> **Selection**
········

It's all spinning wheels and self-doubt until the first pot of coffee.

Queue everything and delight everyone

This is a blog post I've had simmering in my brainmeats for well over a year or two. I'm suddenly inspired to break blog-radio-silence and get it out of my head.

From Let the microblogs bloom - RussellBeattie.com:

Once this is widely accepted (and I'm sure there are many that would argue with me), the thing that will separate these types of services won't be whether they stay up (ala Twitter), but how fast your subscription messages are updated. Some services might be smaller or offer more features but not update as quickly whereas others will pride themselves on being as close to real-time as possible. The key is that it's all about messaging, not publishing. (Oh, and this also facilitates federation as well, but that's another topic).

See also: Rearchitecting Twitter: Brought to You By the 17th Letter of the Alphabet - random($foo)

One of the problems it seems most modern web apps face is the tendency to want to do everything all at once, and all in the same code that responds directly to a user. Because, while you're in there building a user interface, it's easy to implement everything else that needs to happen in that same UI module or library.

Someone wants to post a bookmark? Someone wants to post a message? Well, of course you want the system to cross-reference and deliver that new piece of User Generated Content through every permutation of tag, recipient, keyword, and notification channel supported by your system.

But, do you really have to do everything all at once—while the person who generated that content is tapping his or her foot, waiting for the web interface to respond with feedback? Are all of these things immediately vital to the person watching the browser spin, right now?

No. Your user wants to get on with things. He or she wants to see the submitted content get accepted and, as feedback and confirmation, see it reflected in a personal view immediately. Does it matter—to this person, at this moment—whether it shows up simultaneously in a friend's inbox, the public timeline, a global tag page, or even an RSS or Atom feed?

Again, no, simultaneity doesn't really matter—because no human beings actually appreciate it. Instead, imagine a ripple effect of concentric social and attention contexts with associated people spreading out from the original submission. (This probably rates the creation of a diagram someday.)

  • To make the person who's submitting something happy, offer feedback visible in their own personal context in under 50-200 milliseconds. (That is, less than half-a-second at worst, in people terms.)

  • The next person to delight is someone following the first person's published content—and humanly speaking, delays of tens of thousands of milliseconds can be acceptable here. (That is, 1-10 seconds at worst, in people terms.)

  • Finally, you can start worrying about strangers, allowing the content to propagate to tag pages, keyword tracking pages, and other public views—and I'd assert that delays of hundreds of thousands of milliseconds are acceptable here. (That is, 1-2 minutes at worst, in people terms.)

The idea here is that the social structure can help you scale, while still delighting people. Even with these delays, the system is still better at getting the word out than the original content creator would be at notifying all the others involved with an out-of-band system like IM or email. And that's at worst—on most good days, all the delays should tend to be on the order of seconds or less.

And how do you do all of this? Use queues. Sure, the original submission of content can and should be done all at once—just enough to get the content into the user's collection. Then, queue a job for further processing and get out of the way. In fact, just queue one job from the user interface—the processor of that queue can then queue further jobs for all the other individual processing tasks that are likely susceptible to plenty of parallel processing and horizontal scaling.

········

> **Record excerpts**
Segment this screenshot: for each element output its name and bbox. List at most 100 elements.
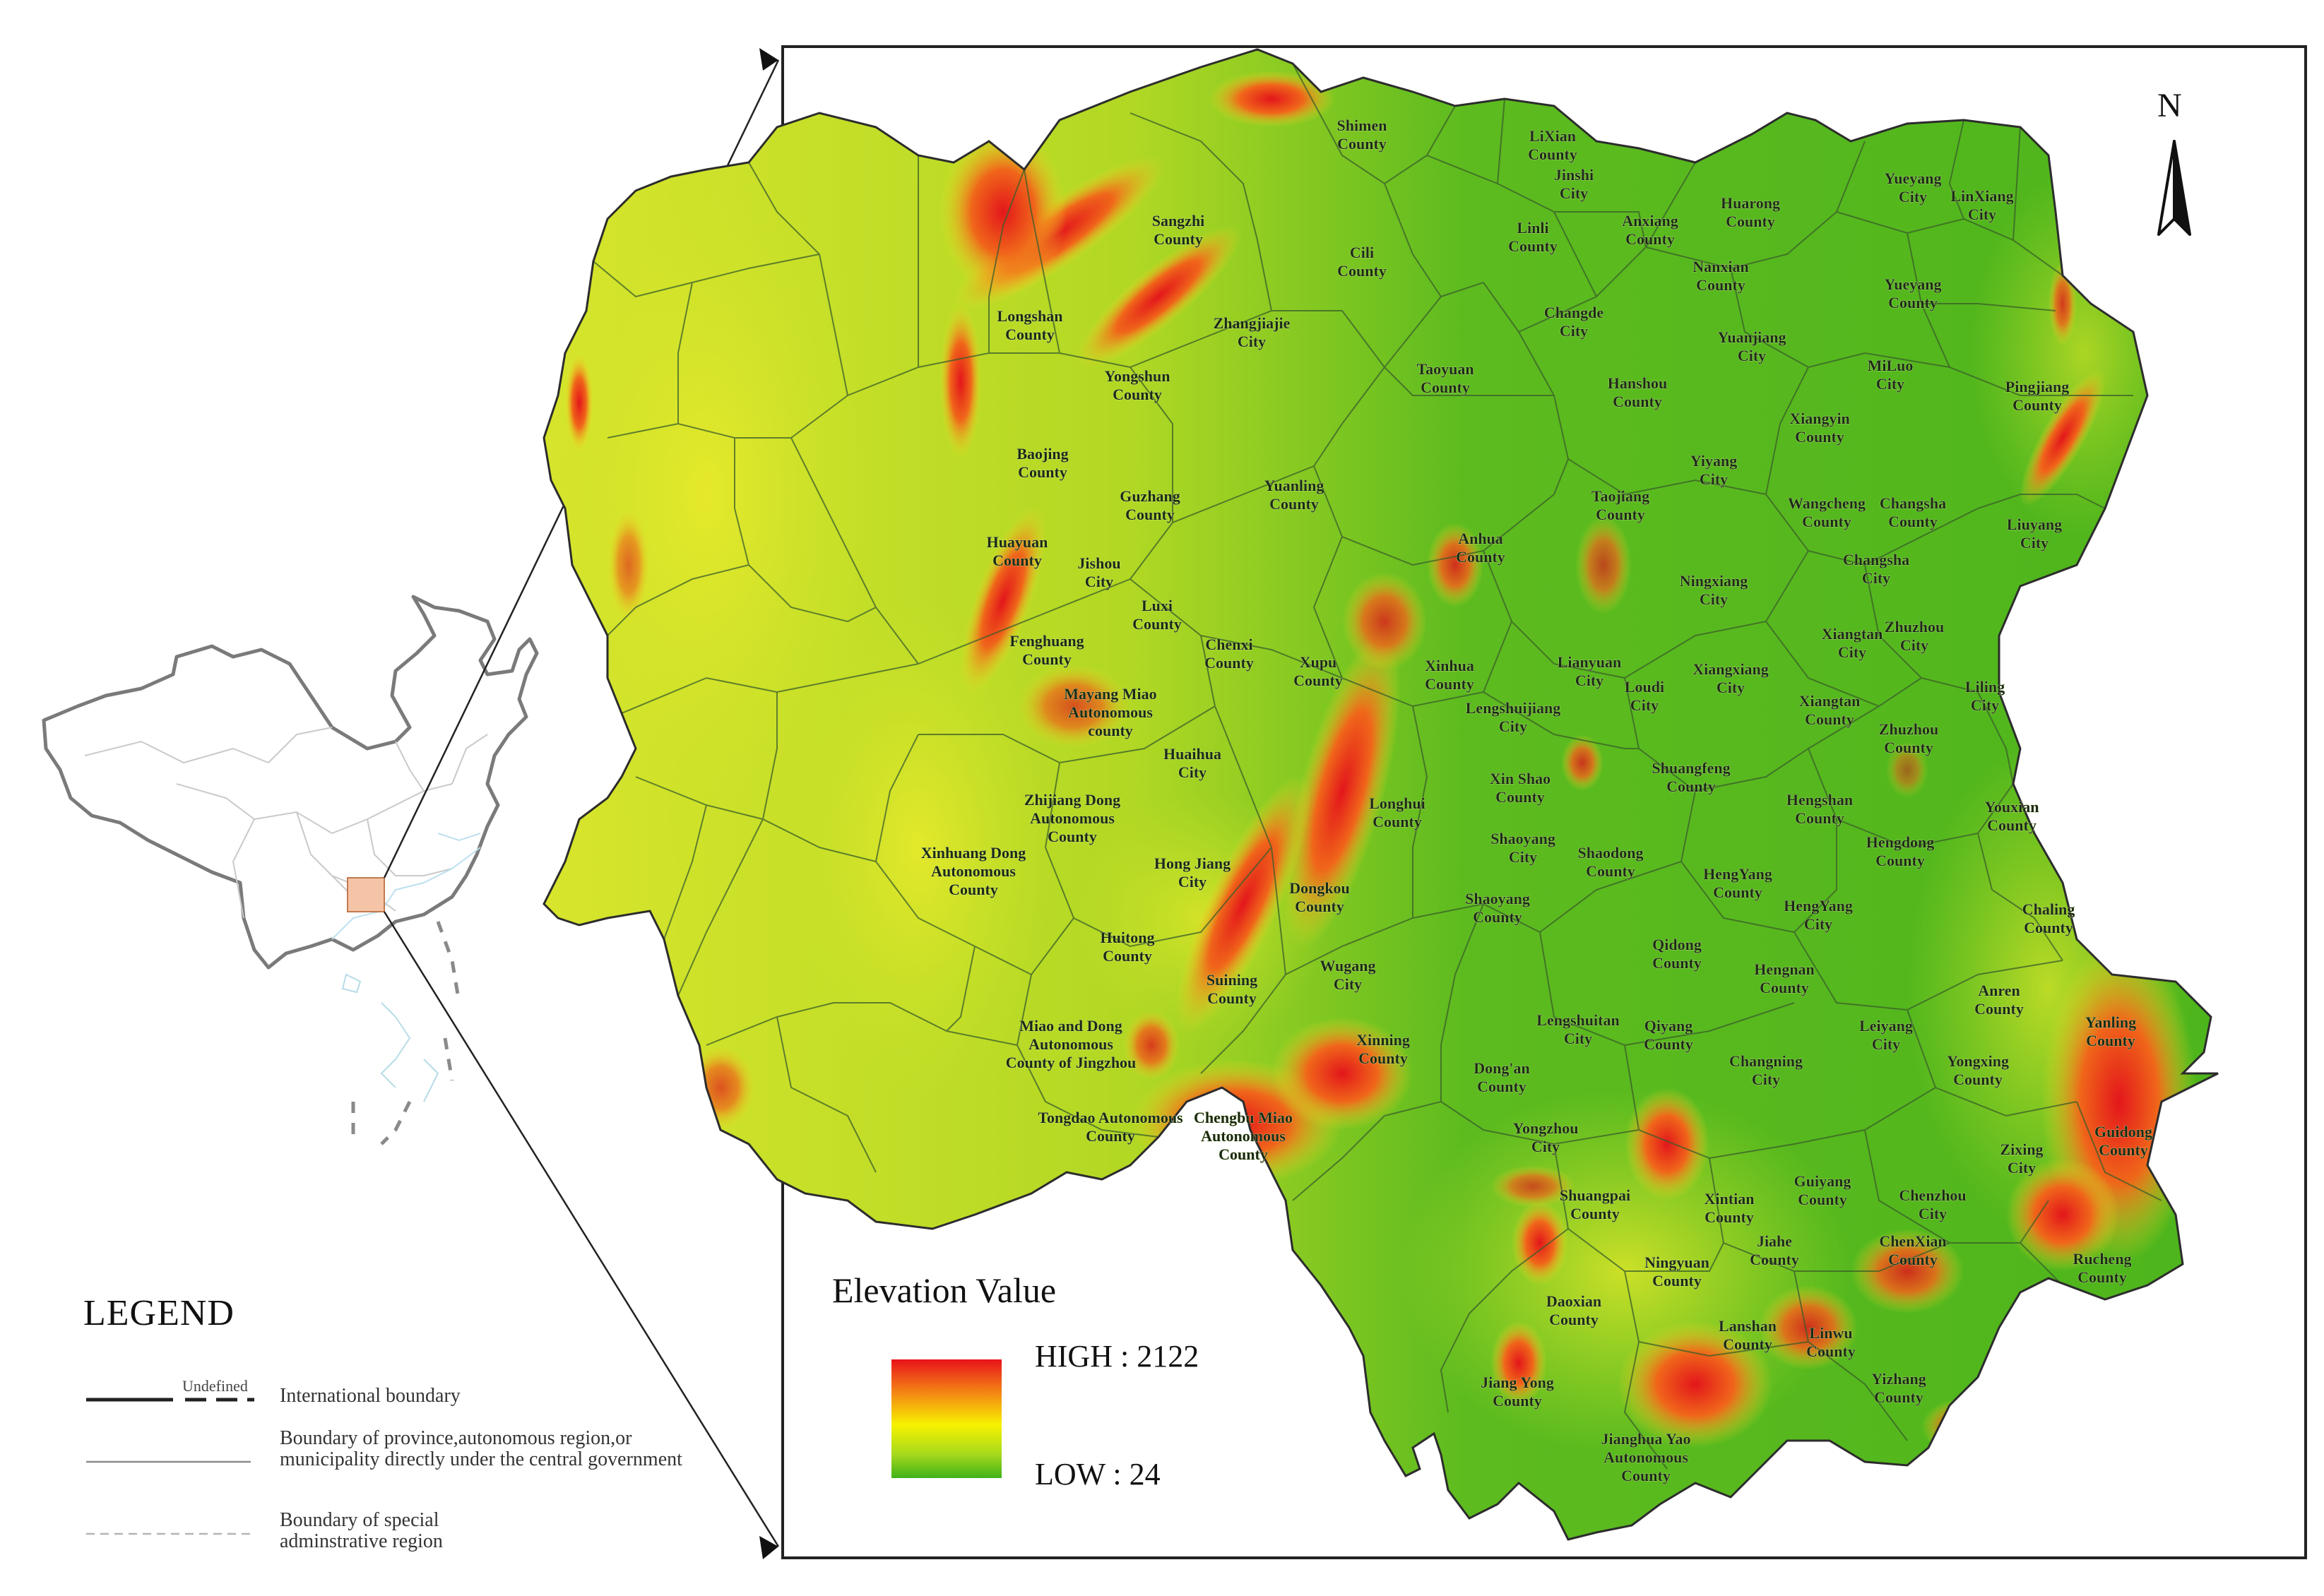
county-label: Zixing City	[2000, 1141, 2043, 1177]
county-label: Hengdong County	[1866, 833, 1935, 869]
legend-row-sar: Boundary of special adminstrative region	[83, 1510, 620, 1566]
north-label: N	[2157, 87, 2182, 124]
county-label: Suining County	[1207, 971, 1257, 1007]
county-label: Shaodong County	[1578, 844, 1644, 880]
county-label: Huarong County	[1721, 194, 1780, 230]
county-label: Jiahe County	[1750, 1232, 1799, 1268]
county-label: Hengshan County	[1786, 791, 1853, 827]
county-label: Anxiang County	[1622, 212, 1678, 248]
south-sea-islands	[341, 973, 439, 1102]
undefined-label: Undefined	[182, 1377, 248, 1395]
county-label: Xintian County	[1705, 1190, 1755, 1226]
county-label: Longshan County	[997, 307, 1063, 343]
county-label: Chaling County	[2022, 900, 2075, 936]
county-label: Xiangxiang City	[1692, 660, 1769, 696]
legend-label-sar: Boundary of special adminstrative region	[280, 1509, 443, 1552]
china-inset-map	[42, 48, 780, 1559]
legend-row-province: Boundary of province,autonomous region,o…	[83, 1428, 682, 1484]
county-label: Loudi City	[1625, 678, 1664, 714]
county-label: Liuyang City	[2007, 516, 2062, 552]
county-label: Zhangjiajie City	[1214, 314, 1291, 350]
county-label: Leiyang City	[1859, 1017, 1913, 1053]
county-label: Linli County	[1508, 219, 1558, 255]
county-label: Yongxing County	[1947, 1052, 2009, 1088]
county-label: Lanshan County	[1719, 1317, 1777, 1353]
zoom-arrowhead-top	[759, 48, 778, 71]
county-label: Changde City	[1544, 304, 1604, 340]
county-label: Changsha City	[1843, 551, 1909, 587]
county-label: Youxian County	[1984, 798, 2039, 834]
county-label: Xiangtan City	[1822, 625, 1883, 661]
county-label: Guiyang County	[1794, 1172, 1851, 1208]
legend-row-international: International boundary	[83, 1386, 620, 1442]
county-label: Yongshun County	[1105, 367, 1170, 403]
county-label: Tongdao Autonomous County	[1038, 1109, 1183, 1145]
county-label: Shaoyang City	[1490, 830, 1555, 866]
zoom-arrowhead-bottom	[759, 1536, 778, 1559]
county-label: Yanling County	[2085, 1013, 2136, 1049]
county-label: Pingjiang County	[2005, 378, 2069, 414]
county-label: Shaoyang County	[1465, 890, 1530, 926]
county-label: Lengshuijiang City	[1466, 699, 1561, 735]
county-label: Rucheng County	[2073, 1250, 2131, 1286]
county-label: Longhui County	[1369, 794, 1425, 830]
county-label: Daoxian County	[1546, 1292, 1601, 1328]
county-label: Nanxian County	[1692, 258, 1748, 294]
county-label: Xiangtan County	[1799, 692, 1861, 728]
county-label: Jianghua Yao Autonomous County	[1601, 1430, 1691, 1484]
county-label: LiXian County	[1528, 127, 1577, 163]
county-label: Huayuan County	[987, 533, 1048, 569]
county-label: Qidong County	[1652, 936, 1702, 972]
county-label: Anren County	[1974, 982, 2024, 1018]
county-label: Changning City	[1729, 1052, 1803, 1088]
county-boundaries	[593, 63, 2162, 1470]
county-label: Changsha County	[1880, 494, 1946, 530]
county-label: MiLuo City	[1868, 357, 1914, 393]
county-label: Mayang Miao Autonomous county	[1064, 685, 1156, 739]
county-label: Taoyuan County	[1416, 360, 1474, 396]
county-label: Lianyuan City	[1558, 653, 1622, 689]
county-label: Jiang Yong County	[1481, 1374, 1554, 1410]
elevation-color-ramp	[891, 1359, 1002, 1478]
legend-label-province: Boundary of province,autonomous region,o…	[280, 1427, 682, 1470]
county-label: Xin Shao County	[1490, 770, 1551, 806]
county-label: Yuanling County	[1264, 477, 1324, 513]
county-label: Yizhang County	[1871, 1370, 1926, 1406]
county-label: Qiyang County	[1644, 1017, 1693, 1053]
county-label: Xinhuang Dong Autonomous County	[921, 844, 1026, 898]
county-label: Xupu County	[1293, 653, 1343, 689]
county-label: Chenzhou City	[1899, 1186, 1966, 1222]
county-label: Hengnan County	[1754, 960, 1815, 996]
county-label: Baojing County	[1016, 445, 1068, 481]
south-sea-boundary	[351, 921, 461, 1145]
county-label: Huaihua City	[1163, 745, 1221, 781]
elevation-legend-title: Elevation Value	[832, 1270, 1057, 1310]
county-label: HengYang City	[1784, 897, 1853, 933]
county-label: Huitong County	[1100, 929, 1154, 965]
county-label: Yongzhou City	[1513, 1119, 1579, 1155]
county-label: Chenxi County	[1204, 636, 1254, 672]
legend-title: LEGEND	[83, 1293, 235, 1333]
legend-label-international: International boundary	[280, 1385, 461, 1407]
county-label: Shuangfeng County	[1652, 759, 1730, 795]
elevation-high-label: HIGH : 2122	[1035, 1339, 1199, 1374]
county-label: Lengshuitan City	[1536, 1011, 1619, 1047]
hunan-elevation-map	[543, 48, 2219, 1541]
county-label: Zhuzhou County	[1879, 720, 1938, 756]
county-label: Wangcheng County	[1788, 494, 1866, 530]
county-label: Guidong County	[2094, 1123, 2152, 1159]
north-arrow-icon	[2157, 140, 2191, 236]
county-label: Luxi County	[1132, 597, 1182, 633]
county-label: Xinning County	[1356, 1031, 1410, 1067]
county-label: HengYang County	[1703, 865, 1772, 901]
county-label: Guzhang County	[1120, 487, 1180, 523]
county-label: Hanshou County	[1608, 374, 1667, 410]
county-label: Jishou City	[1077, 554, 1120, 590]
hunan-highlight	[347, 877, 385, 912]
county-label: Xiangyin County	[1789, 410, 1850, 446]
elevation-low-label: LOW : 24	[1035, 1457, 1161, 1491]
china-outline	[42, 595, 539, 970]
county-label: Shuangpai County	[1560, 1186, 1630, 1222]
county-label: Anhua County	[1456, 530, 1505, 566]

········

> **Work to do**
[a] In the post on queueing, how long a delay is acceptable at worst for people following the submitter's content, in people terms?
[b] Set down the stretch of the post on queueing from "Once this is" through "that's another topic).".
[c] Carry the post on queueing forward from the point where it stops.
You won't need the records.

> **Answer list**
[a] 1-10 seconds at worst.

[b]
Once this is widely accepted (and I'm sure there are many that would argue with me), the thing that will separate these types of services won't be whether they stay up (ala Twitter), but how fast your subscription messages are updated. Some services might be smaller or offer more features but not update as quickly whereas others will pride themselves on being as close to real-time as possible. The key is that it's all about messaging, not publishing. (Oh, and this also facilitates federation as well, but that's another topic).

[c]
Meanwhile, the original user creating content has been thanked for their submission and life goes on. In fact, their life may include going on to submit many more pieces of content in rapid succession, thanks to your delightfully responsive web user interface.

And, in the end, that's really the purpose of a web-based content creation interface—accepting something as quickly as possible to make the user happy enough to continue submitting more. The other part of the user interface, retrieval, serves simply to get the original content distributed as fast as can be reasonably expected.

Now, preparing for fast retrieval is another story. The flip side to processing queues are message inboxes—expect content duplicated everywhere and fetched simply, rather than using cleverly expressed SQL joins that bring a system to its knees. But, that's another post altogether. :)

Archived Comments

  • Interesting bits of conversation happening all over the place regarding queues and the irony of it all - the much maligned Java has had workqueues since the early days.

    What everyone will learn, rather painfully in in cases like Twitter, is that all data is not created, consumed or processed equally. If you write your system which treats data equally you'll wind up with many Twitters all over the place.

  • Oh, definitely. Work queues are not a new thing at all. It's just that I think there're a lot of modern web app builders who skipped Java "enterprise" software—skipped, or hoped to run away—and are rediscovering the whole set of problems. Maybe the solutions will be less over-engineered this time.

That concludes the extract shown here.